## Exercise objective
Go through the listing below and gather every line with the word "JSON".

□ □ □ □

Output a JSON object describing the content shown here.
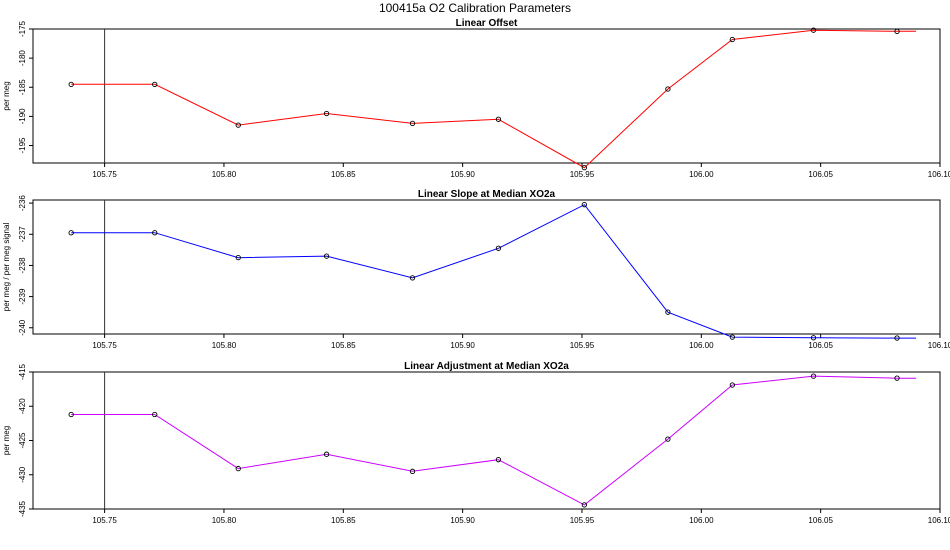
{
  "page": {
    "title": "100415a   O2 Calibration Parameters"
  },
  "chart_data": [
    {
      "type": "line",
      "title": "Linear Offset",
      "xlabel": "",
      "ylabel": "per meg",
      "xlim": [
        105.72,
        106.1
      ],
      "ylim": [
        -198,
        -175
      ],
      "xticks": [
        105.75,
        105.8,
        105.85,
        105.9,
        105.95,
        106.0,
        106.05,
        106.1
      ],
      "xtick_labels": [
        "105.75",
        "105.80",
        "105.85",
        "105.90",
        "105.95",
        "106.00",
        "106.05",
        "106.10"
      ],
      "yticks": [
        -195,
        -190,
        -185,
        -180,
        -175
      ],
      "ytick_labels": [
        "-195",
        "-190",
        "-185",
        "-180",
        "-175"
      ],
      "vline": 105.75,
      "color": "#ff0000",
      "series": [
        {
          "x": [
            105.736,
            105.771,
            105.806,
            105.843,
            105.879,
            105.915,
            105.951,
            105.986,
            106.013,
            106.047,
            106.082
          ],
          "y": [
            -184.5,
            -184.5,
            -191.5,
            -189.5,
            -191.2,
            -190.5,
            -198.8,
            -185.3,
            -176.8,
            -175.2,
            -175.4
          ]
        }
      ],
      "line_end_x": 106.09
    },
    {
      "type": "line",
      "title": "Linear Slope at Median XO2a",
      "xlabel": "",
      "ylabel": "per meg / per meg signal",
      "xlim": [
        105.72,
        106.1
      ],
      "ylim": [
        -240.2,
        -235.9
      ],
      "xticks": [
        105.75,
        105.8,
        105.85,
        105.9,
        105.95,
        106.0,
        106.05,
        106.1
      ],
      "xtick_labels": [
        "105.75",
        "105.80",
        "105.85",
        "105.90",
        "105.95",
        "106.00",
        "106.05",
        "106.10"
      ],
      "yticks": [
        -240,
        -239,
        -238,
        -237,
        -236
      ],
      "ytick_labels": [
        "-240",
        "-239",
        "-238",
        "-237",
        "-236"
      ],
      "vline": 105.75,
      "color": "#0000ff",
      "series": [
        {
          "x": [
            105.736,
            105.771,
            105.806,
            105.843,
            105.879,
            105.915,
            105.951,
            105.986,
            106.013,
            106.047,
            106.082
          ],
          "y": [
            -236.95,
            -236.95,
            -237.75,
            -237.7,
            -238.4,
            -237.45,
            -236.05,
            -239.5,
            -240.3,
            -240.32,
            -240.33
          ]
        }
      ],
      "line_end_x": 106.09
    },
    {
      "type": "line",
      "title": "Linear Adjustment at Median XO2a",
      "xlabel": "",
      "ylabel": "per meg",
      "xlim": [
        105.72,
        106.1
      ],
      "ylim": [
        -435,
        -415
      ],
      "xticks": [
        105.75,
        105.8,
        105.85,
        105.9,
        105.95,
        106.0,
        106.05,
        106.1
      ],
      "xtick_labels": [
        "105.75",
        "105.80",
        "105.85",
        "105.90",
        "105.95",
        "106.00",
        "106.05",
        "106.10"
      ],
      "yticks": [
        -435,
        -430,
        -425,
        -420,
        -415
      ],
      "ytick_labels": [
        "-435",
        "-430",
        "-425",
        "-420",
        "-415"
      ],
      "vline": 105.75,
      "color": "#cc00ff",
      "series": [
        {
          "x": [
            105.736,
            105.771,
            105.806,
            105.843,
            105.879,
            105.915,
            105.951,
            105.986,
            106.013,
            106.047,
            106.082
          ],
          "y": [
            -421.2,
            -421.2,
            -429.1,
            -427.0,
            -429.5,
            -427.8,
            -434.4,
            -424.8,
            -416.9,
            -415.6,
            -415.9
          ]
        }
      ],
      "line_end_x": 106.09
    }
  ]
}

□ □ □ □

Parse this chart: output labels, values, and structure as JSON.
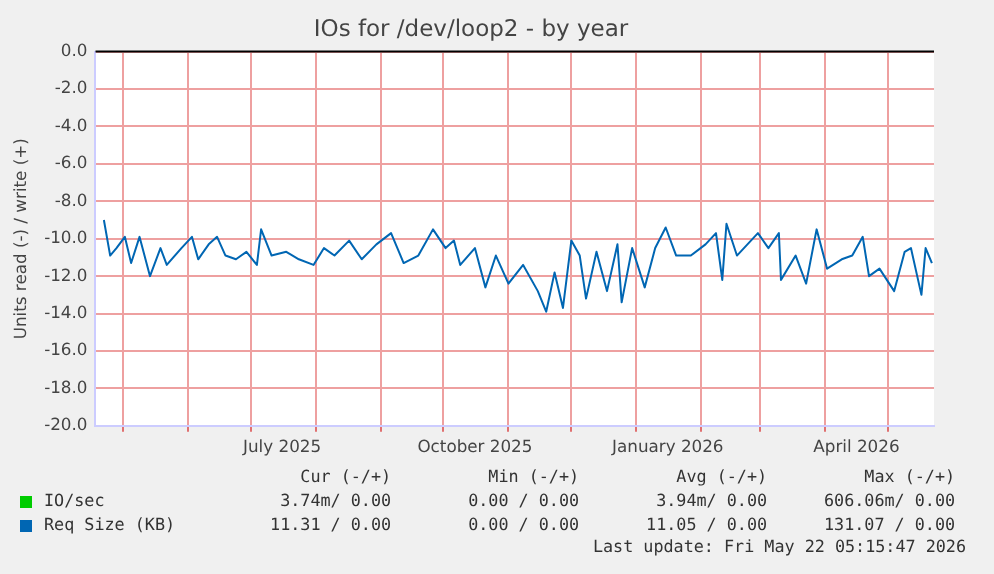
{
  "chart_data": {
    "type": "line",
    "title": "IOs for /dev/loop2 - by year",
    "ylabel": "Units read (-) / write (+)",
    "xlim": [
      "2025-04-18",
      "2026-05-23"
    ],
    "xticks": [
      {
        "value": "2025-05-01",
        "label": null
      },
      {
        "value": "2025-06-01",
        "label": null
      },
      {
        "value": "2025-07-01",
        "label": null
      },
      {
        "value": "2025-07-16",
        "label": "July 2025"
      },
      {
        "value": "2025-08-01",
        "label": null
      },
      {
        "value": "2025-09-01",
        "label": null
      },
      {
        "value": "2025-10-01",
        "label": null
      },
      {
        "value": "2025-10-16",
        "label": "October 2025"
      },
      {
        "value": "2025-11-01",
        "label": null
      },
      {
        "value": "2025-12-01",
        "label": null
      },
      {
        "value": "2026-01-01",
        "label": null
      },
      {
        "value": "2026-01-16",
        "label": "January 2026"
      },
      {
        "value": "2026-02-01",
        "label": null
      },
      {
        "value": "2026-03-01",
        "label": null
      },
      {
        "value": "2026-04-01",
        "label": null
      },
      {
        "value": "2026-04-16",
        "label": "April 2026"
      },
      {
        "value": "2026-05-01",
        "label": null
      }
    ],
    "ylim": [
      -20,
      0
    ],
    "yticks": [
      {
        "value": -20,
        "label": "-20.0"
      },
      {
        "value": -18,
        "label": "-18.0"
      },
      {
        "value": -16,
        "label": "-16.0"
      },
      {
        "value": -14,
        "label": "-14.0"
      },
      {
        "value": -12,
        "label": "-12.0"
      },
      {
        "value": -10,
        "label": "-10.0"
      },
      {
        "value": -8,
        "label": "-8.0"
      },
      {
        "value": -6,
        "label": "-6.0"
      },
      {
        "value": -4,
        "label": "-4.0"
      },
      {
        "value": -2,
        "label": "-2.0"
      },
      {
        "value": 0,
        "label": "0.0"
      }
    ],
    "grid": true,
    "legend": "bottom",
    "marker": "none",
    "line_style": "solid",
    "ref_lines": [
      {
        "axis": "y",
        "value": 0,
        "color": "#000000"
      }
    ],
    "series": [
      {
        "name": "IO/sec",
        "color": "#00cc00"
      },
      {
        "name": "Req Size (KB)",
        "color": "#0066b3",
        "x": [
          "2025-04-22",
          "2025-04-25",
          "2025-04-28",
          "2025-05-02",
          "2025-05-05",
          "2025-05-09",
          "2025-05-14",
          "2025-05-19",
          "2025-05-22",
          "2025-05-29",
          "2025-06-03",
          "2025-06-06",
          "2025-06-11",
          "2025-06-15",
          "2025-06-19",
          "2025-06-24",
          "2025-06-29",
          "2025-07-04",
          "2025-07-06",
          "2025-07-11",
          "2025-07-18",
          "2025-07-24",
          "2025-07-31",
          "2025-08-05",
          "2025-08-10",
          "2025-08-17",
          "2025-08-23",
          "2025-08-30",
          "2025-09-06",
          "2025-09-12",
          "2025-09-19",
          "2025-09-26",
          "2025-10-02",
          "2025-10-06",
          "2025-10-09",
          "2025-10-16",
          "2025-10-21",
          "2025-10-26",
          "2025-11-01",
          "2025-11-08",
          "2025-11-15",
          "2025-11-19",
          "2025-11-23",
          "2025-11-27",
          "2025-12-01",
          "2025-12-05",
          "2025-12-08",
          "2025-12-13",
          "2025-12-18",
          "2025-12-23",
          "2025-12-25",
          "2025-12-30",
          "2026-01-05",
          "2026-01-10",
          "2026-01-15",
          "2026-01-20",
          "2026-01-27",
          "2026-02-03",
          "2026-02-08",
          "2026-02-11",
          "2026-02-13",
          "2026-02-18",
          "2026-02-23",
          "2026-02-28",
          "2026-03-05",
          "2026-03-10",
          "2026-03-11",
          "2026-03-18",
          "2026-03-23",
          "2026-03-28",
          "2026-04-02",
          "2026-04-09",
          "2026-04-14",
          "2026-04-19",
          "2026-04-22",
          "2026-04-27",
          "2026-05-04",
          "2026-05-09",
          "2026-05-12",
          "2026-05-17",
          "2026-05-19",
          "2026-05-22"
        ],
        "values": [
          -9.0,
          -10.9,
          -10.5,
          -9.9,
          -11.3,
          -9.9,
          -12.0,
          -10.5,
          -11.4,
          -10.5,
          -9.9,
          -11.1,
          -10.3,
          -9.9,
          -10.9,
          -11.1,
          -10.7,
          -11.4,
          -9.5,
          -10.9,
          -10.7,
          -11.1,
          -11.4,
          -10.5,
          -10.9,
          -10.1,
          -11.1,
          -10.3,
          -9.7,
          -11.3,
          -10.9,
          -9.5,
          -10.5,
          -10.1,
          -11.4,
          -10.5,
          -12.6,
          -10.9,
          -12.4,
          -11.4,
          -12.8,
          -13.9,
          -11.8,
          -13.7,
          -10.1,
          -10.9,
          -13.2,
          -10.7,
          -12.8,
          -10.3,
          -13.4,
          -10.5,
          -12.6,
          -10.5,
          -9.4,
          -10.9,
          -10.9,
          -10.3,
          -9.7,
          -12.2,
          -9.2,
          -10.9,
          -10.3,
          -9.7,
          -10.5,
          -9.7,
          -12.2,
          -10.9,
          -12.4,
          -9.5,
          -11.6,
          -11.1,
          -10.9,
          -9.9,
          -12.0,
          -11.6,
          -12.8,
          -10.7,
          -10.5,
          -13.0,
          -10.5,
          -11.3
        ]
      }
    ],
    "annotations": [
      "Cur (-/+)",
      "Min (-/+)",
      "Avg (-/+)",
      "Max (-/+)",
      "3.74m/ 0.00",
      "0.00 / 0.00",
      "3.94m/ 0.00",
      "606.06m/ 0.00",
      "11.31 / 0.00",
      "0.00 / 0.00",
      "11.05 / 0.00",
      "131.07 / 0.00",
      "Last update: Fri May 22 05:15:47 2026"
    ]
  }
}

□ □ □ □

## Written answer
Output a JSON object describing the content shown here.
Parse this chart: output labels, values, and structure as JSON.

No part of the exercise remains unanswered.